- OBJECTIVE
Work through the data line by line, gathering every line that has the word "Spectrum".

= = = = =

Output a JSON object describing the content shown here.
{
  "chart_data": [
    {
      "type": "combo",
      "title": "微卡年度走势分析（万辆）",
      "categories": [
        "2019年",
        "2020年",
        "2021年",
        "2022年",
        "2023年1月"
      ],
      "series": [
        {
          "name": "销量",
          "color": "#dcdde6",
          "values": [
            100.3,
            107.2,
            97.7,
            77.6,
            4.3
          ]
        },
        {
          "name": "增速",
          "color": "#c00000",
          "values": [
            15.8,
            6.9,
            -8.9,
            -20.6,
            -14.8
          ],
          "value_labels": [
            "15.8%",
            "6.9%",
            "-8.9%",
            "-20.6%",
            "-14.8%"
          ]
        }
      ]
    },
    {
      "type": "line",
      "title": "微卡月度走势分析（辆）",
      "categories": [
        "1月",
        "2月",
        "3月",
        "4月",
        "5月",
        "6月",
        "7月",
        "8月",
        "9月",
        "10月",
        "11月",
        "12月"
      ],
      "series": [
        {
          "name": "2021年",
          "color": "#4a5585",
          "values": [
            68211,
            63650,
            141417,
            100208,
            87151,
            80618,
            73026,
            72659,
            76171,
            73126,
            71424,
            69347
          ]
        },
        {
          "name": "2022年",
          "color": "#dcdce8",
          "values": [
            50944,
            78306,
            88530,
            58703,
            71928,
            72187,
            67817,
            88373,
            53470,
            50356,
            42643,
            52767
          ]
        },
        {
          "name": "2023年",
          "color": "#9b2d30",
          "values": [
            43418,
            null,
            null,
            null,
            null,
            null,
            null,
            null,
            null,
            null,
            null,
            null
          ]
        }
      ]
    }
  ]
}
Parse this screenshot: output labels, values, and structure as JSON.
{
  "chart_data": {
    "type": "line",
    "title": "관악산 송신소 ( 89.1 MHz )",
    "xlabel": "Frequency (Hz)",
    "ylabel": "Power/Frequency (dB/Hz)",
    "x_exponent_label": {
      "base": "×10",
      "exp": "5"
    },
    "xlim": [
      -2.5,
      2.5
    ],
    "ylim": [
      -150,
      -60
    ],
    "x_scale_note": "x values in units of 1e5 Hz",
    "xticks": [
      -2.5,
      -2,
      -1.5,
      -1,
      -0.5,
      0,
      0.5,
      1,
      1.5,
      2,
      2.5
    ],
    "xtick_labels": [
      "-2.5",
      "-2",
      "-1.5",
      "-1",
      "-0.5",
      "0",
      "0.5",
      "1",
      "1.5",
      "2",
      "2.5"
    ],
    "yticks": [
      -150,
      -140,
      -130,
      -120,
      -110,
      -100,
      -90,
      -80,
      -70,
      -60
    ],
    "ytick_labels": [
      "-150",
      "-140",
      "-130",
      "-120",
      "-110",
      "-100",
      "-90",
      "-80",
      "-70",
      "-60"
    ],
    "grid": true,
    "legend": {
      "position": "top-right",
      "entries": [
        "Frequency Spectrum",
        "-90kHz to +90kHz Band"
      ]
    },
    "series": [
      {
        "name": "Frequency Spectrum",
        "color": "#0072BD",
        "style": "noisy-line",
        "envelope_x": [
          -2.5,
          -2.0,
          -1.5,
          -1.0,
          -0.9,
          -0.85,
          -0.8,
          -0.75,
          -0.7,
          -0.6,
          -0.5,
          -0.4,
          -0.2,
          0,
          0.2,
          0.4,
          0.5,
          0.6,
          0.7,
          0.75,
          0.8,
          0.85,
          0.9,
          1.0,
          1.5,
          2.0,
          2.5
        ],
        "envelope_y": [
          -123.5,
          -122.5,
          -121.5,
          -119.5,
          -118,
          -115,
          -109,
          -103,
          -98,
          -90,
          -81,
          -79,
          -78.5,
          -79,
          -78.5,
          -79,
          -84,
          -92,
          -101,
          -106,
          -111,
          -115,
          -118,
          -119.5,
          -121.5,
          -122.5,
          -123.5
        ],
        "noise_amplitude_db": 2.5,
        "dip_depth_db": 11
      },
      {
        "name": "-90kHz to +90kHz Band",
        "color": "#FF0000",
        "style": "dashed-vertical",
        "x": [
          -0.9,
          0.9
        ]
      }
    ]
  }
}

= = = = =

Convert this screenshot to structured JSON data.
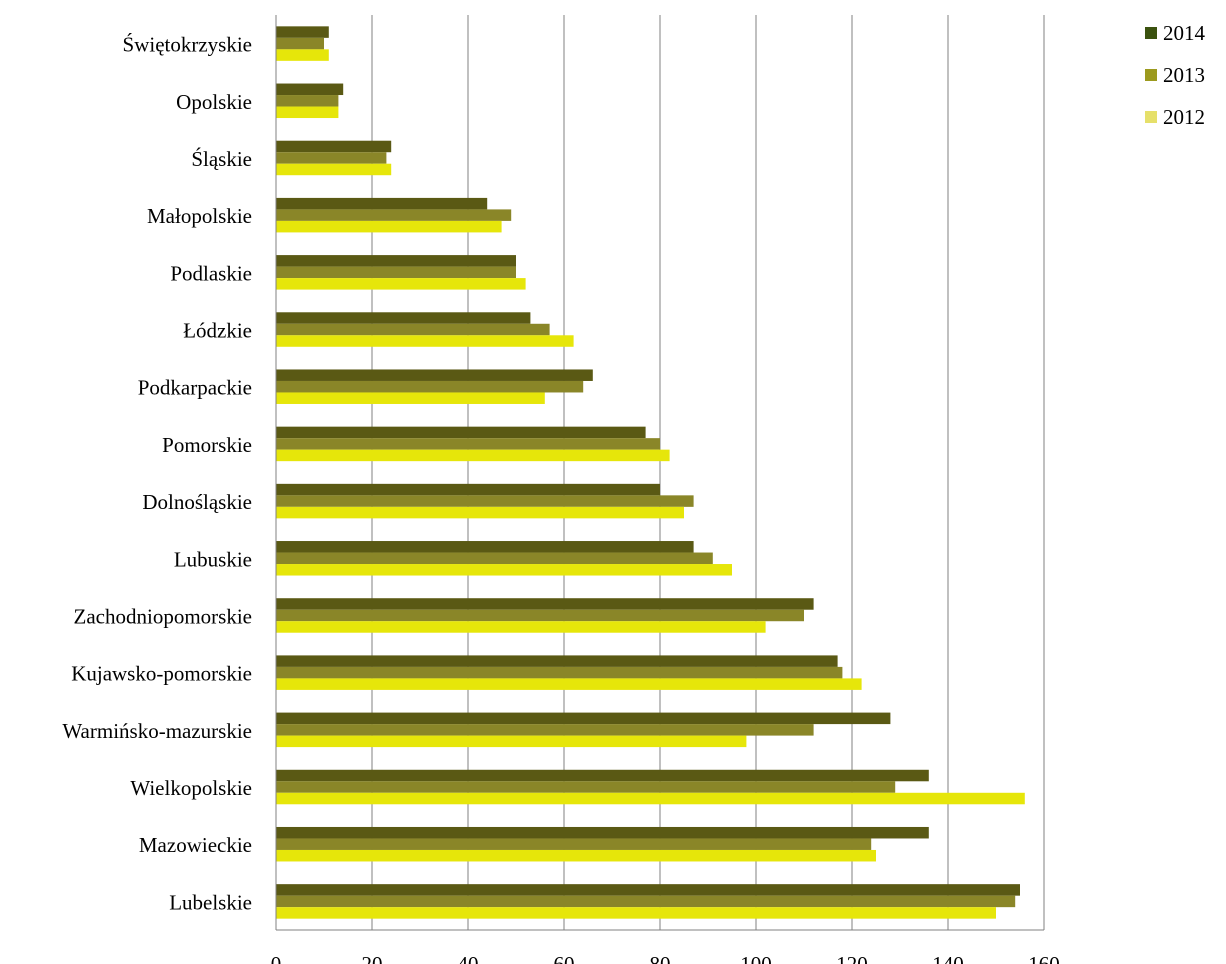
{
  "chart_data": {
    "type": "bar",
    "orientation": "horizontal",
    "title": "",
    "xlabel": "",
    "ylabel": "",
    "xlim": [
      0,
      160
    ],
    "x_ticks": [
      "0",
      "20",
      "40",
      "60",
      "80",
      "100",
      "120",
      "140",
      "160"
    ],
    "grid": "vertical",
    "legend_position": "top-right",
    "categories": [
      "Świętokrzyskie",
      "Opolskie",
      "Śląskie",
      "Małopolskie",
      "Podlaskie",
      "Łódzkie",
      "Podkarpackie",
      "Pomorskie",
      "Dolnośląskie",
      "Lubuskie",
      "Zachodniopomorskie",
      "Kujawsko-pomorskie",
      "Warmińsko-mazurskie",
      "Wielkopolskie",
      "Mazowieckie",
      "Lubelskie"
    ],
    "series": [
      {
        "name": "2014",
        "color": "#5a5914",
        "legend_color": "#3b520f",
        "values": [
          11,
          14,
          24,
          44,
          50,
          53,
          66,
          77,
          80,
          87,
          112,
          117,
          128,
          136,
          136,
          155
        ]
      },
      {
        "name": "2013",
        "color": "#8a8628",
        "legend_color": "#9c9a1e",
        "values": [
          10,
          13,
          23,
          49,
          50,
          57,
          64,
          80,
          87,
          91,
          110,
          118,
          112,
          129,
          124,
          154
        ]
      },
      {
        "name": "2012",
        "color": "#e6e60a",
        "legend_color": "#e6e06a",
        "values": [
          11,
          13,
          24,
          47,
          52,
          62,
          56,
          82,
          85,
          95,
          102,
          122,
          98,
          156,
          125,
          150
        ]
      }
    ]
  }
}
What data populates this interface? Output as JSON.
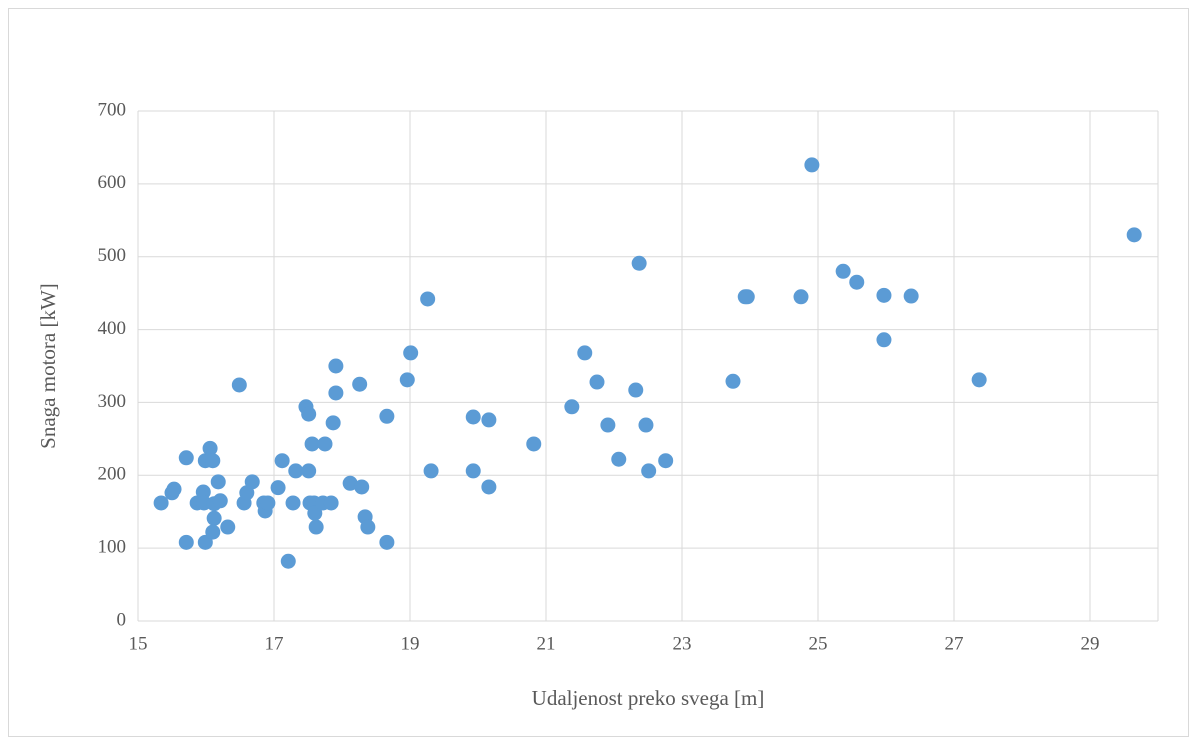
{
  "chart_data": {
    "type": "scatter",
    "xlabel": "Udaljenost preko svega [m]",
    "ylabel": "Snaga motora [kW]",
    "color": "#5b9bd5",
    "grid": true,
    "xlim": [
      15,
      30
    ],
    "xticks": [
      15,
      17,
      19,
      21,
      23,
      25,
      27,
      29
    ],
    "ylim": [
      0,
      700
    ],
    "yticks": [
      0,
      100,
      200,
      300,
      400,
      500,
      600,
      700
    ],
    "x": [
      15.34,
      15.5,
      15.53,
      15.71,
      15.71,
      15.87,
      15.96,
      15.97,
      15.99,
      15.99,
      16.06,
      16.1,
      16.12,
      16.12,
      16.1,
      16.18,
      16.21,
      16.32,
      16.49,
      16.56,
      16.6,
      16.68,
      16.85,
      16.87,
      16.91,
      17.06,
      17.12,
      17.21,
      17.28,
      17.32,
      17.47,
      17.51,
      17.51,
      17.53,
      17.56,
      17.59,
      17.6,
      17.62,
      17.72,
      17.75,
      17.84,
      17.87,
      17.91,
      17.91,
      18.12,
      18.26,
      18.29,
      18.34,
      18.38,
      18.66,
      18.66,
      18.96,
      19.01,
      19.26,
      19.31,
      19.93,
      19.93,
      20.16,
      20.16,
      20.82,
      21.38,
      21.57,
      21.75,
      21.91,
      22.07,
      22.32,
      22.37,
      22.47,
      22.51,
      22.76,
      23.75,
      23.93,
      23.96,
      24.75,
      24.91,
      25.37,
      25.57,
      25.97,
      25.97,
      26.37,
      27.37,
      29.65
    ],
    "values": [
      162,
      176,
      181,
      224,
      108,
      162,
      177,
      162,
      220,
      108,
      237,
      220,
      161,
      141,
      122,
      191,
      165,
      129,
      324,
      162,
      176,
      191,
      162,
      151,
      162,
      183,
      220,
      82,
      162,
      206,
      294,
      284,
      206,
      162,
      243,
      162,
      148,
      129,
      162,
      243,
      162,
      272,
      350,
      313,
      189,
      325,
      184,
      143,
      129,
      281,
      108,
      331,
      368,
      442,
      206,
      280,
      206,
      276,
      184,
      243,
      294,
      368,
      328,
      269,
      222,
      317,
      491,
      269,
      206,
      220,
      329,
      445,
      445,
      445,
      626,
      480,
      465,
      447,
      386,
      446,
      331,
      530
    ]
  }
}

= = = = =

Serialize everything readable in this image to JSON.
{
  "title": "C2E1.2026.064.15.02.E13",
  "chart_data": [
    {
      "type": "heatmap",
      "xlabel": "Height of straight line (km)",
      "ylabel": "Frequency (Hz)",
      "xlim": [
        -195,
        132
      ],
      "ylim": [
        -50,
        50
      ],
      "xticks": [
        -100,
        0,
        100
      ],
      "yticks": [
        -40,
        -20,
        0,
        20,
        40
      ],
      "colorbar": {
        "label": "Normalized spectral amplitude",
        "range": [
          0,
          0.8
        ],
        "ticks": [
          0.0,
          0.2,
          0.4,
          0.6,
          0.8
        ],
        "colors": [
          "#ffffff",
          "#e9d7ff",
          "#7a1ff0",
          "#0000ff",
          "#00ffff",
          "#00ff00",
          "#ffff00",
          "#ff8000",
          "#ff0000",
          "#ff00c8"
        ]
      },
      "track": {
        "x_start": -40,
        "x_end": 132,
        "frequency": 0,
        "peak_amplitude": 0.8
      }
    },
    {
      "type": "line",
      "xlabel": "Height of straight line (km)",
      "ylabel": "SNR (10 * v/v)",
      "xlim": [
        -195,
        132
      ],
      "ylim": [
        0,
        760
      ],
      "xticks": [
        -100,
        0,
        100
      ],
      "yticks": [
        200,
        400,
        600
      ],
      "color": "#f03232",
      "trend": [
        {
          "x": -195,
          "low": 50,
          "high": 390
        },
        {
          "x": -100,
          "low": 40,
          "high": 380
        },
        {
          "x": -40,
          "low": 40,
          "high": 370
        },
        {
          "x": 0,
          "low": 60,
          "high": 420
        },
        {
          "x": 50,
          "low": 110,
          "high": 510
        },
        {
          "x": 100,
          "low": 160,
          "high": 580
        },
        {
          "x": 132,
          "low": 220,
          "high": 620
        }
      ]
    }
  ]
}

= = = = =

- RESULT BELOW
        "Frequency Spectrum",
        "name": "Frequency Spectrum",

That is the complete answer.